Written request | Pick out the lines below that contain the string "Govt" and copy them all.

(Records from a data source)
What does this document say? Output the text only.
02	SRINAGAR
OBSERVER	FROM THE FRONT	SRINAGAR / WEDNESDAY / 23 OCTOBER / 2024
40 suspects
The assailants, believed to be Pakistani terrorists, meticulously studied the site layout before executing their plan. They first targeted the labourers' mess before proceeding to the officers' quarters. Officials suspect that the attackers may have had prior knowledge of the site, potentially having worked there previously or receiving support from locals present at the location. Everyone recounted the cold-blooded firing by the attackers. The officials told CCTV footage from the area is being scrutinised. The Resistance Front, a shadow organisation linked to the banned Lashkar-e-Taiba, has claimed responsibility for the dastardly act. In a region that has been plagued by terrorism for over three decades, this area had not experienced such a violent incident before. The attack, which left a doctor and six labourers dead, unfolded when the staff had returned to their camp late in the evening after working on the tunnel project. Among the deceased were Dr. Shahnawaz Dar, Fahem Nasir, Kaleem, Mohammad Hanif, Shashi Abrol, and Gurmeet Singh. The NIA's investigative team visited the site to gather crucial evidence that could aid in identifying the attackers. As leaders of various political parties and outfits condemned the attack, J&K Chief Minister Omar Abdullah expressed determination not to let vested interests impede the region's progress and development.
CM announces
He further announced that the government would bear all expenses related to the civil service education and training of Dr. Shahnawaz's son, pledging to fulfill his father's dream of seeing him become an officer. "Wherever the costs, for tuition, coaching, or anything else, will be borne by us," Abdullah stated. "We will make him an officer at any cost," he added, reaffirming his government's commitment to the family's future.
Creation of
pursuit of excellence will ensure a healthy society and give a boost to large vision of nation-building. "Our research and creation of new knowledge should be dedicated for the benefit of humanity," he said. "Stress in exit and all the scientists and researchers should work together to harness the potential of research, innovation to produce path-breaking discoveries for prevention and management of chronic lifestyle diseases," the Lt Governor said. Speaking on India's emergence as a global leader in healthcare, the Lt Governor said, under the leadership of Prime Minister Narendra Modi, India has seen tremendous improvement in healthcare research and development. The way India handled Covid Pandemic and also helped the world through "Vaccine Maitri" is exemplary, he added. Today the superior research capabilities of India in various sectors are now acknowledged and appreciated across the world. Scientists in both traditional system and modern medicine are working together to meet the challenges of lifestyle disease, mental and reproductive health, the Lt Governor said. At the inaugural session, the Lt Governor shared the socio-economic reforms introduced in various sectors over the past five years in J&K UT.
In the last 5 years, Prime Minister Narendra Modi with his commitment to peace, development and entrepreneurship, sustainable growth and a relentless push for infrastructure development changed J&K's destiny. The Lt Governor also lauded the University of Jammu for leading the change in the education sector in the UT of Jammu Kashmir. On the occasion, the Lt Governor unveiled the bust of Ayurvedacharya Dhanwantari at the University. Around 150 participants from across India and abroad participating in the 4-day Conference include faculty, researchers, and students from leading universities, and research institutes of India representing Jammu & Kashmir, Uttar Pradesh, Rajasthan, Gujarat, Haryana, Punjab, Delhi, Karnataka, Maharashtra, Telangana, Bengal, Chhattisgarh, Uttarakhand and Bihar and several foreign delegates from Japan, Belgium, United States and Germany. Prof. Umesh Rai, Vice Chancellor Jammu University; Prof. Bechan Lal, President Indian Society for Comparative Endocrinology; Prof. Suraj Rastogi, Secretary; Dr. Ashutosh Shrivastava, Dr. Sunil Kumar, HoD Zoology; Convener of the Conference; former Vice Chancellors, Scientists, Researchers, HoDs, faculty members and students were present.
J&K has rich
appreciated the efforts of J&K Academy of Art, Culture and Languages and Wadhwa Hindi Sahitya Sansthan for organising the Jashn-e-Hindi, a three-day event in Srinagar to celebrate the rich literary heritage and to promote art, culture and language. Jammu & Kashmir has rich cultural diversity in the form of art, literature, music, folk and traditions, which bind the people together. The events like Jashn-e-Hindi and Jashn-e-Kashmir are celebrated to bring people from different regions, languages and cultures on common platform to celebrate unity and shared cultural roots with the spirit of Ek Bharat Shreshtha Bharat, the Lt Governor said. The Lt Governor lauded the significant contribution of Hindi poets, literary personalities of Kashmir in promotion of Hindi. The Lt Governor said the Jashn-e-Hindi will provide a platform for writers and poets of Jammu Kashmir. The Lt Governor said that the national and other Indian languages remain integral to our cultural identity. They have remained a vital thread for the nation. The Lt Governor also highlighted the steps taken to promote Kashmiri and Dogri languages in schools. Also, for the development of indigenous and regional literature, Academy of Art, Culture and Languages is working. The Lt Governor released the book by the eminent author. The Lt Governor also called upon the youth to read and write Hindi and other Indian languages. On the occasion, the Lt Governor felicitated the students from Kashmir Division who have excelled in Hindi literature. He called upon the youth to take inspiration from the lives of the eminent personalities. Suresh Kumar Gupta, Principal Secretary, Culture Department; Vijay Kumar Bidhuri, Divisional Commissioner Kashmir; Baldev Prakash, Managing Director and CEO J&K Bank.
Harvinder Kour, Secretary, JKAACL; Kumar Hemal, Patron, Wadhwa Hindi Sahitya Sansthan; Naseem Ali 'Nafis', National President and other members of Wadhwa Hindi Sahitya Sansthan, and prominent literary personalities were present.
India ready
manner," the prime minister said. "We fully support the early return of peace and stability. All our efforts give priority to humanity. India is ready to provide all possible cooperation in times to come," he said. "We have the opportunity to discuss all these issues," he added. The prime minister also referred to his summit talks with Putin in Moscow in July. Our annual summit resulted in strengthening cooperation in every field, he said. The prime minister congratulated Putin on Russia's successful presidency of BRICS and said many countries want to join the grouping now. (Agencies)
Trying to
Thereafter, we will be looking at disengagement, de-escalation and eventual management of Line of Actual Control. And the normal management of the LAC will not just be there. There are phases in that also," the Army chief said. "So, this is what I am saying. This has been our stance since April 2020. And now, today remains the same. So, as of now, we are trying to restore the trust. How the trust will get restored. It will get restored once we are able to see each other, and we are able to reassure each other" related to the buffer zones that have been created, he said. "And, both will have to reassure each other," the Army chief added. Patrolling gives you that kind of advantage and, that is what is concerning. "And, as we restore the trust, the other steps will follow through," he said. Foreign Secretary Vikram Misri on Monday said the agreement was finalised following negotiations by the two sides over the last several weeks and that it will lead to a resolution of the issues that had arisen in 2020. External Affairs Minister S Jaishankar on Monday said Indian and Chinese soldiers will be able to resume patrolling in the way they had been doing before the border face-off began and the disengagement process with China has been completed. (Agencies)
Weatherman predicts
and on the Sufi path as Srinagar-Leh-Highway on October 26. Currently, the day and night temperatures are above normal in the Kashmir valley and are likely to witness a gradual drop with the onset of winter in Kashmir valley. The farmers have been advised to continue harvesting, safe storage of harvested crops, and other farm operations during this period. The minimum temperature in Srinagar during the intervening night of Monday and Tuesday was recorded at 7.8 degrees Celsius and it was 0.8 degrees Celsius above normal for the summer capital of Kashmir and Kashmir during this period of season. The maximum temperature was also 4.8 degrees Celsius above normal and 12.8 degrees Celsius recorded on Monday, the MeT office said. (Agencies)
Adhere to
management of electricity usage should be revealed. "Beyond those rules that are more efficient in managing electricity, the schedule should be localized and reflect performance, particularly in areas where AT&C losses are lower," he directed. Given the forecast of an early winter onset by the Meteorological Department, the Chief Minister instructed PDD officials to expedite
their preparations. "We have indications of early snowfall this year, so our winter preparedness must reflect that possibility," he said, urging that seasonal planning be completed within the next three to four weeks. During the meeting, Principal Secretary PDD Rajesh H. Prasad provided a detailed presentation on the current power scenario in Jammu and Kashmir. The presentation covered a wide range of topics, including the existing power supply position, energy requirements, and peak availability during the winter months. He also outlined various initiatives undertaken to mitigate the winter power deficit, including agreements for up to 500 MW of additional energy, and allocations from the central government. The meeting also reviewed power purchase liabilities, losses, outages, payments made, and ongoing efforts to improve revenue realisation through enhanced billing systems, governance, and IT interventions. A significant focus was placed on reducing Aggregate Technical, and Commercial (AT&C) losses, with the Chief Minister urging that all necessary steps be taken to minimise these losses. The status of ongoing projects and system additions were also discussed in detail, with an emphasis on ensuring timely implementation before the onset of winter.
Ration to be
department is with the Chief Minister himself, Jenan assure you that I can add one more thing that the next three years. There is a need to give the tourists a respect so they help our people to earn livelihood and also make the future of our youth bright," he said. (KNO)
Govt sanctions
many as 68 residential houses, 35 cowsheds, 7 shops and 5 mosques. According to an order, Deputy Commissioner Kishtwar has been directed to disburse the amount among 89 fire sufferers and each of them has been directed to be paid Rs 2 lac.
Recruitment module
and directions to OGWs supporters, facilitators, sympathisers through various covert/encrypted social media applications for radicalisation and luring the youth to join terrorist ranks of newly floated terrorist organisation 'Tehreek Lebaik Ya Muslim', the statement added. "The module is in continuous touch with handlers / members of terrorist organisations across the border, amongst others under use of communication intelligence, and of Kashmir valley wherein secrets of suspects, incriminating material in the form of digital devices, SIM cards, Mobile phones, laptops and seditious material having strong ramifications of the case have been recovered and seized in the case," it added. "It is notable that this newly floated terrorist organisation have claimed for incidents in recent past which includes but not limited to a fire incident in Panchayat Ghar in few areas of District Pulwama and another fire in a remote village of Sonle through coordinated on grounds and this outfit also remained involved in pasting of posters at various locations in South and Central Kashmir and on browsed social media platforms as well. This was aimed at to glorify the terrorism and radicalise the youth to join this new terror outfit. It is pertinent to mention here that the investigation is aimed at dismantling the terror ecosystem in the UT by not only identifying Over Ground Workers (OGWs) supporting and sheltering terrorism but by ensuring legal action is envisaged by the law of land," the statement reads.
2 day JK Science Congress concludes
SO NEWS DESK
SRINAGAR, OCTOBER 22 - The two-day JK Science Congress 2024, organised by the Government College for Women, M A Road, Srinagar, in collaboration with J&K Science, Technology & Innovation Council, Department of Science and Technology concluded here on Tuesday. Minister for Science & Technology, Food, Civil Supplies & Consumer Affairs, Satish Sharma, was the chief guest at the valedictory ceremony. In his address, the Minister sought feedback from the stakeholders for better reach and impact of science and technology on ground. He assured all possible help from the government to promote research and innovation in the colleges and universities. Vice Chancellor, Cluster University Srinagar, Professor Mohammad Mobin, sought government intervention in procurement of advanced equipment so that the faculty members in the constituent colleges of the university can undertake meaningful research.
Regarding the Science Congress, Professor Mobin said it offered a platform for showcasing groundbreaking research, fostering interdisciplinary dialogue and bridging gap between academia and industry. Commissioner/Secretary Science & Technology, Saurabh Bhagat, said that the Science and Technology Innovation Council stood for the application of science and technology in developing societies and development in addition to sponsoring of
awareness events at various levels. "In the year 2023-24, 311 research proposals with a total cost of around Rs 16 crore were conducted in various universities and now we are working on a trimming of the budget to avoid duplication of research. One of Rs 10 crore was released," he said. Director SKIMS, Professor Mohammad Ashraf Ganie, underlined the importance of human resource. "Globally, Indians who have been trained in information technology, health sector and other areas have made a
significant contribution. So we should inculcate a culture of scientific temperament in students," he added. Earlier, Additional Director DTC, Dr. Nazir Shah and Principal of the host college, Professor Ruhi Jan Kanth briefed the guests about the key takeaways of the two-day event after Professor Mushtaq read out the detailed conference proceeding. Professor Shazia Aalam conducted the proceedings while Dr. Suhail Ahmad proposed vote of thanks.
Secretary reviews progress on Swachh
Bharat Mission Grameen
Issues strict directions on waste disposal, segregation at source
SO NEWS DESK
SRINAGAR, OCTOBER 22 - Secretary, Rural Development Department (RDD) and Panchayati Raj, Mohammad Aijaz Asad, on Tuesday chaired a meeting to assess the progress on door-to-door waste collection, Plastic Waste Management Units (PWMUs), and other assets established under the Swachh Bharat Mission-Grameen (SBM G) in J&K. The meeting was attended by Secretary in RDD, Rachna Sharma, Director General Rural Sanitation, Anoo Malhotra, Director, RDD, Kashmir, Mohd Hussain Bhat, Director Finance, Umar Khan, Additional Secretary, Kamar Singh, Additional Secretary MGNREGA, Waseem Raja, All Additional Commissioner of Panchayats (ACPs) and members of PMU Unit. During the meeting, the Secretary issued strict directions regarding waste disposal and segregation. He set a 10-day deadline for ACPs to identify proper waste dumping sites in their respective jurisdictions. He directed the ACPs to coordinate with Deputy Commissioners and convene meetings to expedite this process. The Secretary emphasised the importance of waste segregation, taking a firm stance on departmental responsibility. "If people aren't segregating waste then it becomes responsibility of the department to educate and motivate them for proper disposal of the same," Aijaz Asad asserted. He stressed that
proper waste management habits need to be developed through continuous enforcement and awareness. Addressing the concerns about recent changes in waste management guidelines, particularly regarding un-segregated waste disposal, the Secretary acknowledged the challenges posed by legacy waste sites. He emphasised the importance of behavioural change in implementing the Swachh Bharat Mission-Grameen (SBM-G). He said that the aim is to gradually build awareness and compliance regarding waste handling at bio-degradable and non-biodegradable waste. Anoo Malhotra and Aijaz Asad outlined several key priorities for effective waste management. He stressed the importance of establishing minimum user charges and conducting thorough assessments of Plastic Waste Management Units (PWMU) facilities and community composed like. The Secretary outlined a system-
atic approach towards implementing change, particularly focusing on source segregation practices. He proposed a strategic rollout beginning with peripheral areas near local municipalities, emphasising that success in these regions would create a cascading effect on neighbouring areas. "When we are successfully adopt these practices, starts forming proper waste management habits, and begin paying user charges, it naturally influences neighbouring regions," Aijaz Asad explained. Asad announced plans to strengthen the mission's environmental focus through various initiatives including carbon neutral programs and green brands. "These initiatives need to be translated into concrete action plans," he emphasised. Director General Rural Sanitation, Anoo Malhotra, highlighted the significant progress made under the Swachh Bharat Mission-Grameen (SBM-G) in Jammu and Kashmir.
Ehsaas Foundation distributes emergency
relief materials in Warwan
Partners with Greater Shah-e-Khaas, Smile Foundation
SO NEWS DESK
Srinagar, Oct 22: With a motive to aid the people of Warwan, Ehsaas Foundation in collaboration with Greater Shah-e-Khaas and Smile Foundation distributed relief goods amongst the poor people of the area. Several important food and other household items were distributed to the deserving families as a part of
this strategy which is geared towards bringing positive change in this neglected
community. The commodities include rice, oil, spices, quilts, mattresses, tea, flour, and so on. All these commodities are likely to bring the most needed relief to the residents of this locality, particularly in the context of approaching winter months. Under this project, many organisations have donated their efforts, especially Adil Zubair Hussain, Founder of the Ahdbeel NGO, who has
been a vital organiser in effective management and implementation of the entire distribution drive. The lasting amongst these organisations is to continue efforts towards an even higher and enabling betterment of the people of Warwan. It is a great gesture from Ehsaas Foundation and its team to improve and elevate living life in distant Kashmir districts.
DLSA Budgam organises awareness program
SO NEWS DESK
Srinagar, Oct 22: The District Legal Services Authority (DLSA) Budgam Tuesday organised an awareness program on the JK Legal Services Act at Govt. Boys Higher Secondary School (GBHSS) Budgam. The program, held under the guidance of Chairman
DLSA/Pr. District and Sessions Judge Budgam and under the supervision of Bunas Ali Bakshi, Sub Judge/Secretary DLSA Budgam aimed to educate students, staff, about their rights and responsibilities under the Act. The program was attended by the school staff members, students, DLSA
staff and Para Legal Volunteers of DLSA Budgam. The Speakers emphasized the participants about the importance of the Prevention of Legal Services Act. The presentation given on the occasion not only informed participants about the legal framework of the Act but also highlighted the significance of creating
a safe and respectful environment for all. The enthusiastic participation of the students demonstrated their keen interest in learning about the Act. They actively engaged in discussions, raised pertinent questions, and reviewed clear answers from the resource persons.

Exercise answer |
Govt sanctions
Srinagar, Oct 22: The District Legal Services Authority (DLSA) Budgam Tuesday organised an awareness program on the JK Legal Services Act at Govt. Boys Higher Secondary School (GBHSS) Budgam. The program, held under the guidance of Chairman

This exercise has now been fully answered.